Lines of data

## Begin

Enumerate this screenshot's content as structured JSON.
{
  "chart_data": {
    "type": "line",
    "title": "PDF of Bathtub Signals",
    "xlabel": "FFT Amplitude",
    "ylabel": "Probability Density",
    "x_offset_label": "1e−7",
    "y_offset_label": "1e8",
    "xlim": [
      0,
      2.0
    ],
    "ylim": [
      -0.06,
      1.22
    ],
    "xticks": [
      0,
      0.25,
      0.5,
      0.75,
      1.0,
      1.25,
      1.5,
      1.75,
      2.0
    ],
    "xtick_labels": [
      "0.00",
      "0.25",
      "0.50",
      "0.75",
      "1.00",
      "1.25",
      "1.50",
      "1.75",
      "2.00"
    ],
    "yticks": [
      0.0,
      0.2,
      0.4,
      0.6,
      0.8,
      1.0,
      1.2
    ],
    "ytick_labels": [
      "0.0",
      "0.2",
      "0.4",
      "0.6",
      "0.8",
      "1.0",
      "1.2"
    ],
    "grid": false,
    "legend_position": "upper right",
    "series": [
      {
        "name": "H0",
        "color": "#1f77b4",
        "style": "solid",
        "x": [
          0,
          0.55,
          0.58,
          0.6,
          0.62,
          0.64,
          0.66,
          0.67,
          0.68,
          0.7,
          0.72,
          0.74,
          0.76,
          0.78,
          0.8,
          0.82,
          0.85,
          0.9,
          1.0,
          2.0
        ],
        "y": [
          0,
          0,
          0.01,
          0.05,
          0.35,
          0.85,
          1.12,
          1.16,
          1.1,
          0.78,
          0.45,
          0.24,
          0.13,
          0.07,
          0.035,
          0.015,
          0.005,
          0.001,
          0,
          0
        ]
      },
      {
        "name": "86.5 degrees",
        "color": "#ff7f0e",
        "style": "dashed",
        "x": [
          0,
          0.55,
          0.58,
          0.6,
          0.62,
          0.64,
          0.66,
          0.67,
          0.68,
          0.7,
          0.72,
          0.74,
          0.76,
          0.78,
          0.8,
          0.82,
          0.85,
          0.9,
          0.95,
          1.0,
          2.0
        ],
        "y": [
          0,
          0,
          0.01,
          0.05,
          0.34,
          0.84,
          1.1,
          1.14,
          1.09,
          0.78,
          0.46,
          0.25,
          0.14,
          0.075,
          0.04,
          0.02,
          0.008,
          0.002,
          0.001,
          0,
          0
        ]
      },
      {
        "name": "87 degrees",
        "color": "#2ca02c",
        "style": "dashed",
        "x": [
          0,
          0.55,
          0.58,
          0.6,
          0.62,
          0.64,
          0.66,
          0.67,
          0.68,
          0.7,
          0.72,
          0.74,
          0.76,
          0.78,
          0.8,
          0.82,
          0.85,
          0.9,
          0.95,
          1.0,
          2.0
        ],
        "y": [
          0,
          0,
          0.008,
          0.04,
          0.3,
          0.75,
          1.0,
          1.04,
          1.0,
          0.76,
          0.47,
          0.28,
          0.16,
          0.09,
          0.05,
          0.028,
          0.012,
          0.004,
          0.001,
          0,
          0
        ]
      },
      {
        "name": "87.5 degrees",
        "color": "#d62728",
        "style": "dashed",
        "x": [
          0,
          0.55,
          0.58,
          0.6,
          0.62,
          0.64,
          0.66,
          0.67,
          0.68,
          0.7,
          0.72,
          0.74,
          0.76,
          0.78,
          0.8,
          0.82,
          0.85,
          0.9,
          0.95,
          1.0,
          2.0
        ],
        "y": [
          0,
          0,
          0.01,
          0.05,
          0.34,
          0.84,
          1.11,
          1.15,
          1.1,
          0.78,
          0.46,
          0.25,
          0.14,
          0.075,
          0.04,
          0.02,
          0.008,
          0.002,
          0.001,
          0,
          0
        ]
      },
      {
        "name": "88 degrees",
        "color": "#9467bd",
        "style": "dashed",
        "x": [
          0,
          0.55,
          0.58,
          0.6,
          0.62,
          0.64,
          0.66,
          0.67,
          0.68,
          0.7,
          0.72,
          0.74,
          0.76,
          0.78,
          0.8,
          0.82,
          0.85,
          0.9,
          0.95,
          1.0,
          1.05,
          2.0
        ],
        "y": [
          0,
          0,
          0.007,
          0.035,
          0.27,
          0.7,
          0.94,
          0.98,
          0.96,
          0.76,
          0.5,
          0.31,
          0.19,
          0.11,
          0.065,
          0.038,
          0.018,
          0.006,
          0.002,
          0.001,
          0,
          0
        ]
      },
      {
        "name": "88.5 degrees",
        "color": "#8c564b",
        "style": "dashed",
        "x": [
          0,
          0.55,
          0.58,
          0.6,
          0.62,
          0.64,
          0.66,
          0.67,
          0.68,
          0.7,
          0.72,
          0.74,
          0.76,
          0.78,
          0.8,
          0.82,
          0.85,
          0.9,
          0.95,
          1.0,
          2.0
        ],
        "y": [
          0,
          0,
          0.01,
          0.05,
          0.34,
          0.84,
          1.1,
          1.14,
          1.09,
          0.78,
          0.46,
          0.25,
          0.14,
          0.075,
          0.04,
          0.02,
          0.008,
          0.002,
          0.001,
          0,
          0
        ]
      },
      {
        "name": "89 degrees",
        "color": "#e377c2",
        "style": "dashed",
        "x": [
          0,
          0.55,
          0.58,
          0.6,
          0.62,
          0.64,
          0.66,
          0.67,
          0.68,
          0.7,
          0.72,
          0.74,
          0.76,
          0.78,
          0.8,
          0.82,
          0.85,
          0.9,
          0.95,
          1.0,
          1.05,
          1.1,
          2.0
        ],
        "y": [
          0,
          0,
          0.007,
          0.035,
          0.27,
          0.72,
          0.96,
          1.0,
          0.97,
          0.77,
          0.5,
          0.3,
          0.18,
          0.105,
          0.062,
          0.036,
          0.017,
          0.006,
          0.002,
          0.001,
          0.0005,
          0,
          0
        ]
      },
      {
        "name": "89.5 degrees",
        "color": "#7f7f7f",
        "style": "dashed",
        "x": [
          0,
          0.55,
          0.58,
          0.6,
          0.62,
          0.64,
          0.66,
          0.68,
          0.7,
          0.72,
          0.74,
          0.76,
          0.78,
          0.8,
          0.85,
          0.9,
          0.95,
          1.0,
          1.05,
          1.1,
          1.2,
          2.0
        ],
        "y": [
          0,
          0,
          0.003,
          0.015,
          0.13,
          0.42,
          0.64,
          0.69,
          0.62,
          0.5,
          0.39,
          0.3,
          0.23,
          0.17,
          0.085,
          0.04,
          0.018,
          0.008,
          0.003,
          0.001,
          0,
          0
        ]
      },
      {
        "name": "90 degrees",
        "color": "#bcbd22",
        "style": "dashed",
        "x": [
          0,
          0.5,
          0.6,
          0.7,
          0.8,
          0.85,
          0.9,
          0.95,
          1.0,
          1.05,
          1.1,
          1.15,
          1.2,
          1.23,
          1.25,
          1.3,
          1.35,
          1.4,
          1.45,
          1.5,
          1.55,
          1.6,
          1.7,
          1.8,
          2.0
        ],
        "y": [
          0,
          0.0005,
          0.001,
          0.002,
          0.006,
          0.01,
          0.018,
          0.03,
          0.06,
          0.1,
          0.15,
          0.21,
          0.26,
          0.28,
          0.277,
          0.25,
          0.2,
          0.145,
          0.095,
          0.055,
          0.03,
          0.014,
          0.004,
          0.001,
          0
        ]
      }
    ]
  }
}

## End

What the exercise asks: Write out the records above again, keeping each one identical to the original.

The completed task:
Enumerate this screenshot's content as structured JSON.
{
  "chart_data": {
    "type": "line",
    "title": "PDF of Bathtub Signals",
    "xlabel": "FFT Amplitude",
    "ylabel": "Probability Density",
    "x_offset_label": "1e−7",
    "y_offset_label": "1e8",
    "xlim": [
      0,
      2.0
    ],
    "ylim": [
      -0.06,
      1.22
    ],
    "xticks": [
      0,
      0.25,
      0.5,
      0.75,
      1.0,
      1.25,
      1.5,
      1.75,
      2.0
    ],
    "xtick_labels": [
      "0.00",
      "0.25",
      "0.50",
      "0.75",
      "1.00",
      "1.25",
      "1.50",
      "1.75",
      "2.00"
    ],
    "yticks": [
      0.0,
      0.2,
      0.4,
      0.6,
      0.8,
      1.0,
      1.2
    ],
    "ytick_labels": [
      "0.0",
      "0.2",
      "0.4",
      "0.6",
      "0.8",
      "1.0",
      "1.2"
    ],
    "grid": false,
    "legend_position": "upper right",
    "series": [
      {
        "name": "H0",
        "color": "#1f77b4",
        "style": "solid",
        "x": [
          0,
          0.55,
          0.58,
          0.6,
          0.62,
          0.64,
          0.66,
          0.67,
          0.68,
          0.7,
          0.72,
          0.74,
          0.76,
          0.78,
          0.8,
          0.82,
          0.85,
          0.9,
          1.0,
          2.0
        ],
        "y": [
          0,
          0,
          0.01,
          0.05,
          0.35,
          0.85,
          1.12,
          1.16,
          1.1,
          0.78,
          0.45,
          0.24,
          0.13,
          0.07,
          0.035,
          0.015,
          0.005,
          0.001,
          0,
          0
        ]
      },
      {
        "name": "86.5 degrees",
        "color": "#ff7f0e",
        "style": "dashed",
        "x": [
          0,
          0.55,
          0.58,
          0.6,
          0.62,
          0.64,
          0.66,
          0.67,
          0.68,
          0.7,
          0.72,
          0.74,
          0.76,
          0.78,
          0.8,
          0.82,
          0.85,
          0.9,
          0.95,
          1.0,
          2.0
        ],
        "y": [
          0,
          0,
          0.01,
          0.05,
          0.34,
          0.84,
          1.1,
          1.14,
          1.09,
          0.78,
          0.46,
          0.25,
          0.14,
          0.075,
          0.04,
          0.02,
          0.008,
          0.002,
          0.001,
          0,
          0
        ]
      },
      {
        "name": "87 degrees",
        "color": "#2ca02c",
        "style": "dashed",
        "x": [
          0,
          0.55,
          0.58,
          0.6,
          0.62,
          0.64,
          0.66,
          0.67,
          0.68,
          0.7,
          0.72,
          0.74,
          0.76,
          0.78,
          0.8,
          0.82,
          0.85,
          0.9,
          0.95,
          1.0,
          2.0
        ],
        "y": [
          0,
          0,
          0.008,
          0.04,
          0.3,
          0.75,
          1.0,
          1.04,
          1.0,
          0.76,
          0.47,
          0.28,
          0.16,
          0.09,
          0.05,
          0.028,
          0.012,
          0.004,
          0.001,
          0,
          0
        ]
      },
      {
        "name": "87.5 degrees",
        "color": "#d62728",
        "style": "dashed",
        "x": [
          0,
          0.55,
          0.58,
          0.6,
          0.62,
          0.64,
          0.66,
          0.67,
          0.68,
          0.7,
          0.72,
          0.74,
          0.76,
          0.78,
          0.8,
          0.82,
          0.85,
          0.9,
          0.95,
          1.0,
          2.0
        ],
        "y": [
          0,
          0,
          0.01,
          0.05,
          0.34,
          0.84,
          1.11,
          1.15,
          1.1,
          0.78,
          0.46,
          0.25,
          0.14,
          0.075,
          0.04,
          0.02,
          0.008,
          0.002,
          0.001,
          0,
          0
        ]
      },
      {
        "name": "88 degrees",
        "color": "#9467bd",
        "style": "dashed",
        "x": [
          0,
          0.55,
          0.58,
          0.6,
          0.62,
          0.64,
          0.66,
          0.67,
          0.68,
          0.7,
          0.72,
          0.74,
          0.76,
          0.78,
          0.8,
          0.82,
          0.85,
          0.9,
          0.95,
          1.0,
          1.05,
          2.0
        ],
        "y": [
          0,
          0,
          0.007,
          0.035,
          0.27,
          0.7,
          0.94,
          0.98,
          0.96,
          0.76,
          0.5,
          0.31,
          0.19,
          0.11,
          0.065,
          0.038,
          0.018,
          0.006,
          0.002,
          0.001,
          0,
          0
        ]
      },
      {
        "name": "88.5 degrees",
        "color": "#8c564b",
        "style": "dashed",
        "x": [
          0,
          0.55,
          0.58,
          0.6,
          0.62,
          0.64,
          0.66,
          0.67,
          0.68,
          0.7,
          0.72,
          0.74,
          0.76,
          0.78,
          0.8,
          0.82,
          0.85,
          0.9,
          0.95,
          1.0,
          2.0
        ],
        "y": [
          0,
          0,
          0.01,
          0.05,
          0.34,
          0.84,
          1.1,
          1.14,
          1.09,
          0.78,
          0.46,
          0.25,
          0.14,
          0.075,
          0.04,
          0.02,
          0.008,
          0.002,
          0.001,
          0,
          0
        ]
      },
      {
        "name": "89 degrees",
        "color": "#e377c2",
        "style": "dashed",
        "x": [
          0,
          0.55,
          0.58,
          0.6,
          0.62,
          0.64,
          0.66,
          0.67,
          0.68,
          0.7,
          0.72,
          0.74,
          0.76,
          0.78,
          0.8,
          0.82,
          0.85,
          0.9,
          0.95,
          1.0,
          1.05,
          1.1,
          2.0
        ],
        "y": [
          0,
          0,
          0.007,
          0.035,
          0.27,
          0.72,
          0.96,
          1.0,
          0.97,
          0.77,
          0.5,
          0.3,
          0.18,
          0.105,
          0.062,
          0.036,
          0.017,
          0.006,
          0.002,
          0.001,
          0.0005,
          0,
          0
        ]
      },
      {
        "name": "89.5 degrees",
        "color": "#7f7f7f",
        "style": "dashed",
        "x": [
          0,
          0.55,
          0.58,
          0.6,
          0.62,
          0.64,
          0.66,
          0.68,
          0.7,
          0.72,
          0.74,
          0.76,
          0.78,
          0.8,
          0.85,
          0.9,
          0.95,
          1.0,
          1.05,
          1.1,
          1.2,
          2.0
        ],
        "y": [
          0,
          0,
          0.003,
          0.015,
          0.13,
          0.42,
          0.64,
          0.69,
          0.62,
          0.5,
          0.39,
          0.3,
          0.23,
          0.17,
          0.085,
          0.04,
          0.018,
          0.008,
          0.003,
          0.001,
          0,
          0
        ]
      },
      {
        "name": "90 degrees",
        "color": "#bcbd22",
        "style": "dashed",
        "x": [
          0,
          0.5,
          0.6,
          0.7,
          0.8,
          0.85,
          0.9,
          0.95,
          1.0,
          1.05,
          1.1,
          1.15,
          1.2,
          1.23,
          1.25,
          1.3,
          1.35,
          1.4,
          1.45,
          1.5,
          1.55,
          1.6,
          1.7,
          1.8,
          2.0
        ],
        "y": [
          0,
          0.0005,
          0.001,
          0.002,
          0.006,
          0.01,
          0.018,
          0.03,
          0.06,
          0.1,
          0.15,
          0.21,
          0.26,
          0.28,
          0.277,
          0.25,
          0.2,
          0.145,
          0.095,
          0.055,
          0.03,
          0.014,
          0.004,
          0.001,
          0
        ]
      }
    ]
  }
}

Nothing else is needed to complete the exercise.